(Collected data entries)
◇ ◇ ◇ ◇
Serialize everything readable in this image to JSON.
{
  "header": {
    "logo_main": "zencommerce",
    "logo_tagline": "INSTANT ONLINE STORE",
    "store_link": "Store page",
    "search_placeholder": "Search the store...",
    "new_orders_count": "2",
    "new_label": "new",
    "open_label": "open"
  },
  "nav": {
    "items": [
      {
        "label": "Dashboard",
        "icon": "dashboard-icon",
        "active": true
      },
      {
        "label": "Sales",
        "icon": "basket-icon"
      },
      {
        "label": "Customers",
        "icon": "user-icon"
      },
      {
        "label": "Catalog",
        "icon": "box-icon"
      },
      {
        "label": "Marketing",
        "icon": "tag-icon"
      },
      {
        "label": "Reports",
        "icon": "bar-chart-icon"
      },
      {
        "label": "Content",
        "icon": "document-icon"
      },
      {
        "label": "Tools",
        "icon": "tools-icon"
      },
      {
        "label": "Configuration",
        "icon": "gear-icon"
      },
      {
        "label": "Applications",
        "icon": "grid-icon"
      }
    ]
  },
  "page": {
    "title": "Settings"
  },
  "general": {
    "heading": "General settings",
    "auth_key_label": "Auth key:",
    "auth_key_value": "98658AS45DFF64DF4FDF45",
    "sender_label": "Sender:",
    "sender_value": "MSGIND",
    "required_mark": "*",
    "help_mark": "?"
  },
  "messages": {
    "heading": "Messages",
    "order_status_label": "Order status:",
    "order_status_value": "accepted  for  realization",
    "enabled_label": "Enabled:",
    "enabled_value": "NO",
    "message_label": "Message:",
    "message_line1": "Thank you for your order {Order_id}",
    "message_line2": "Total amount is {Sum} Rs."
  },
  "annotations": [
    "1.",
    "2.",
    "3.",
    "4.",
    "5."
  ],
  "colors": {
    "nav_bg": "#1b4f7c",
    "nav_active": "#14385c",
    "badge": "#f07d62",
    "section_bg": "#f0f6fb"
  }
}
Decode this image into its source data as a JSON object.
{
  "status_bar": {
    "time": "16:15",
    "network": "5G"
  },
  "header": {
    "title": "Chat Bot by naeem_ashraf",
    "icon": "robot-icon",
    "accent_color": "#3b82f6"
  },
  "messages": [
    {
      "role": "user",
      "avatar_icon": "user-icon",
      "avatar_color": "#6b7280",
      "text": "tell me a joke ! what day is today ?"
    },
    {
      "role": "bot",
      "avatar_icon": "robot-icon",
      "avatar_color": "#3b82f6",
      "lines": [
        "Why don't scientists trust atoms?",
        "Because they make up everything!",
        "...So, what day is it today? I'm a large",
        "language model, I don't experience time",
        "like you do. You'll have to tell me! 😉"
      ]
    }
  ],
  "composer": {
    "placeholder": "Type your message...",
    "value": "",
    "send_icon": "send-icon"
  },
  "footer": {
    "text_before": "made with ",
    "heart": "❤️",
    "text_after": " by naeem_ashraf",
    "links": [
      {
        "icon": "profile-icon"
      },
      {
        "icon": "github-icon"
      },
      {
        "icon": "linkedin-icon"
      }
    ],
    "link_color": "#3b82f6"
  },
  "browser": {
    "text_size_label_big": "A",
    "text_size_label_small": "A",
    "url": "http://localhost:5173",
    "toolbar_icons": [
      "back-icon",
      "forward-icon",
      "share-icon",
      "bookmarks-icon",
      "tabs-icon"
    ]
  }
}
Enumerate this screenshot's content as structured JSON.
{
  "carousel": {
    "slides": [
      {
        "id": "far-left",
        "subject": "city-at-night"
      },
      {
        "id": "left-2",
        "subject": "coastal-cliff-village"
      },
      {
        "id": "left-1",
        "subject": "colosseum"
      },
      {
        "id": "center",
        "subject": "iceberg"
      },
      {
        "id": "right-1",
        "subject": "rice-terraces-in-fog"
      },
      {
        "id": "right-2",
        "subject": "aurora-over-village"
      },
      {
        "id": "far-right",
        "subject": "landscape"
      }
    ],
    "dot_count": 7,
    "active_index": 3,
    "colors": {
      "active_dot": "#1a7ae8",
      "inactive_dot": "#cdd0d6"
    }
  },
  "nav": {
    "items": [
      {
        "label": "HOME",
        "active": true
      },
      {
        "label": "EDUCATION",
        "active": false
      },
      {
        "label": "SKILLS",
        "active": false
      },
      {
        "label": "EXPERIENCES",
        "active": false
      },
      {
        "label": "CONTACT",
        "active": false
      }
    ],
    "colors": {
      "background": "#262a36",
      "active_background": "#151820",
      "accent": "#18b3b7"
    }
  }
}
◇ ◇ ◇ ◇
## Task prompt
Filter the listing above for the string "today" and copy every matching line.

## Solution for this task
      "text": "tell me a joke ! what day is today ?"
        "...So, what day is it today? I'm a large",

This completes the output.